**Directive 1:** Copy out the rows below word for word, from the first line of the rows through the line that contains "svg-text:Trem2: Trem2 <box>816".

**Document extract:**
^^^^
In lieu of an abstract, here is a brief excerpt of the content:

Reviewed by:
  • A People of One Book: The Bible and the Victorians
  • Robert H. Ellison
A People of One Book: The Bible and the Victorians. By Timothy Larsen. (New York: Oxford University Press. 2011. Pp. viii, 326. $55.00. ISBN 978-0-199-57009-6.)

In recent years, Timothy Larsen has published studies of Jesus’s preaching (The Sermon on the Mount through the Centuries with Jeffrey P. Greenman and Stephen R. Spencer, Grand Rapids, MI, 2007), religion and politics (Friends of Religious Equality, Waynesboro, GA, 2007), “fundamentalism and feminism” (Christabel Pankhurst, Rochester, NY, 2002), and nineteenth-century conversions from doubt to faith (Crisis of Doubt, New York, 2006). This project is an examination of Victorian “biblicism, ” of the ways in which the scriptures permeated the thought and work of people of many denominations—and, somewhat paradoxically, of people who professed no faith at all.
^^^^
**Directive 2:** According to the book review, which press published A People of One Book: The Bible and the Victorians?
^^^^
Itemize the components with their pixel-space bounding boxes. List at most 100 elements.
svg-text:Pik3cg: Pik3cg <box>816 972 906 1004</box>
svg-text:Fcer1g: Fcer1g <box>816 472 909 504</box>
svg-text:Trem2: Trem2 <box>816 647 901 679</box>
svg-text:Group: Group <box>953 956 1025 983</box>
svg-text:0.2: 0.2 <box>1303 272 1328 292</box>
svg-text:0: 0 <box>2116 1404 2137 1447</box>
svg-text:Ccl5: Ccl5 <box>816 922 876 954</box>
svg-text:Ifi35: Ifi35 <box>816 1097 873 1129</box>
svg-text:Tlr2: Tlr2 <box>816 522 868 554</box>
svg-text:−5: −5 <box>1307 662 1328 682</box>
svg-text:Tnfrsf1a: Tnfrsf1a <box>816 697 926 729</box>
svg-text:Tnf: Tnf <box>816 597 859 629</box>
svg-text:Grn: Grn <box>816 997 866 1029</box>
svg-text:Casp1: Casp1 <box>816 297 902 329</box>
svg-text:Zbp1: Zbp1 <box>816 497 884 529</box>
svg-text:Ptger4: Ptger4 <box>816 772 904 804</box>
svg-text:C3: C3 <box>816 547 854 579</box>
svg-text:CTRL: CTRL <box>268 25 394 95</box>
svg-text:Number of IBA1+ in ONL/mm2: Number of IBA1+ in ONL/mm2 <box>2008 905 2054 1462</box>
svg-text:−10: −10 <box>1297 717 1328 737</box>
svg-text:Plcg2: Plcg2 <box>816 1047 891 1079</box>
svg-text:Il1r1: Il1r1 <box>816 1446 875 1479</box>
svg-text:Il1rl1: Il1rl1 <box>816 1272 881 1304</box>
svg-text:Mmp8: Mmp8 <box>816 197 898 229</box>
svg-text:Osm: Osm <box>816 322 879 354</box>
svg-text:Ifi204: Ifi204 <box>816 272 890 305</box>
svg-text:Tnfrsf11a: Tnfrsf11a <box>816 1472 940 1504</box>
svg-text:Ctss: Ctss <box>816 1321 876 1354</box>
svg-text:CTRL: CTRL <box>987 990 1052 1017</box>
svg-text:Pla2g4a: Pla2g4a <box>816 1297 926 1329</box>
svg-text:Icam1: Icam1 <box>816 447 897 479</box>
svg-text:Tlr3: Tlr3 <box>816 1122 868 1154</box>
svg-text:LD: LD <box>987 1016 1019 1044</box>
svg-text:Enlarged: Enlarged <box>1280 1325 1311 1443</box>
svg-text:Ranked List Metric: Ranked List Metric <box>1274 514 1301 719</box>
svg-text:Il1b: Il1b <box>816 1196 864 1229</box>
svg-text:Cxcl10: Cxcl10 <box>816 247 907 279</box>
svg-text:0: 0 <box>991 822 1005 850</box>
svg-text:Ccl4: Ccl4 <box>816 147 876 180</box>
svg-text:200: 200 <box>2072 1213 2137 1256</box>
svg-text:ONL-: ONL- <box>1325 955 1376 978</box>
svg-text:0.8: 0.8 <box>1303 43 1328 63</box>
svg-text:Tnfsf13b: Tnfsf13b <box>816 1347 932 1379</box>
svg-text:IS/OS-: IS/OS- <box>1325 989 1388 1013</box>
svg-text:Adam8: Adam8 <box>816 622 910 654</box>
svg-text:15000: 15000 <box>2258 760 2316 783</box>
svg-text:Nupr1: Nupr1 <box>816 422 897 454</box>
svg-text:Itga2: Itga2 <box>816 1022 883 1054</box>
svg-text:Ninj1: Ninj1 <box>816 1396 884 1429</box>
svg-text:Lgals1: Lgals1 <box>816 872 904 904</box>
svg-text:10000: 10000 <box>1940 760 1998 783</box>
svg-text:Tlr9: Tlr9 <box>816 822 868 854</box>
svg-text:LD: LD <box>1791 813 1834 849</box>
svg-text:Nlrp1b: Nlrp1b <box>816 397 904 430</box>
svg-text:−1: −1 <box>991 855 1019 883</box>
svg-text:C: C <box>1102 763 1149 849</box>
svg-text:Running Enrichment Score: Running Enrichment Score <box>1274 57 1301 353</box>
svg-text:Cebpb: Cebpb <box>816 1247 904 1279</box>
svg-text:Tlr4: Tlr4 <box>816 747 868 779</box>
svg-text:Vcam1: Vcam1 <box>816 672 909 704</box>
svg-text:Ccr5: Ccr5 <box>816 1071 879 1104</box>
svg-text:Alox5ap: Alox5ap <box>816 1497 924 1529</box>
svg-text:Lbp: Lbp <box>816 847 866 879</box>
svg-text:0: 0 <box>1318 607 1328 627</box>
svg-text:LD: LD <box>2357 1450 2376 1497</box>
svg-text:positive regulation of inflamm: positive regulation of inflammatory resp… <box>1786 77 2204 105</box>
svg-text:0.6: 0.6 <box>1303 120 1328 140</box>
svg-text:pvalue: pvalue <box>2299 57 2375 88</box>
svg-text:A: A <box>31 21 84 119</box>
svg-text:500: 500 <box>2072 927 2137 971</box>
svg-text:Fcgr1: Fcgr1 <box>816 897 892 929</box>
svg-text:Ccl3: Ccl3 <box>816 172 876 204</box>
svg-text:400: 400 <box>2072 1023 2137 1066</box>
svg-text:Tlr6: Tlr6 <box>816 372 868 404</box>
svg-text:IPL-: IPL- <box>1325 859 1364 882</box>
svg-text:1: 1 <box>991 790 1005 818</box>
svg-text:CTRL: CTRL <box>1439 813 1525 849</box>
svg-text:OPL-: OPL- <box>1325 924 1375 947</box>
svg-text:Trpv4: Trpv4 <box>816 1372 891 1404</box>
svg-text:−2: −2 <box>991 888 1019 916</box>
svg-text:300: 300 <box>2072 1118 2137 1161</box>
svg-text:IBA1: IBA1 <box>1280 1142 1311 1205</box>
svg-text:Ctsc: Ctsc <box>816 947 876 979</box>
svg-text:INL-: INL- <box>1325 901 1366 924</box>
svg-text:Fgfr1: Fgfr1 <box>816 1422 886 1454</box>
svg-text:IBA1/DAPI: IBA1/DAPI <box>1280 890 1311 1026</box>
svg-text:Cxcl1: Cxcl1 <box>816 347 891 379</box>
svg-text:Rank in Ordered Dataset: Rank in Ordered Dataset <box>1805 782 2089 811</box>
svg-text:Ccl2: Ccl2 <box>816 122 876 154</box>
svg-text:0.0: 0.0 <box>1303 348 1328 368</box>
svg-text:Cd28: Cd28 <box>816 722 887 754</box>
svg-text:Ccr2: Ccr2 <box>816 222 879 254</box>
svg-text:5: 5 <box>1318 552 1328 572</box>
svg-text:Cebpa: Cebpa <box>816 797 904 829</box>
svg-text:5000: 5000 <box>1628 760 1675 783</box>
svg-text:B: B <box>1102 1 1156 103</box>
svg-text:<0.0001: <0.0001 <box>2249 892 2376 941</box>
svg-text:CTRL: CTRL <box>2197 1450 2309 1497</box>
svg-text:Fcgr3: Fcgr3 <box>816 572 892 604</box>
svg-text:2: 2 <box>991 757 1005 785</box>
^^^^
**Final answer 1:**
Itemize the components with their pixel-space bounding boxes. List at most 100 elements.
svg-text:Pik3cg: Pik3cg <box>816 972 906 1004</box>
svg-text:Fcer1g: Fcer1g <box>816 472 909 504</box>
svg-text:Trem2: Trem2 <box>816 647 901 679</box>

**Final answer 2:** Oxford University Press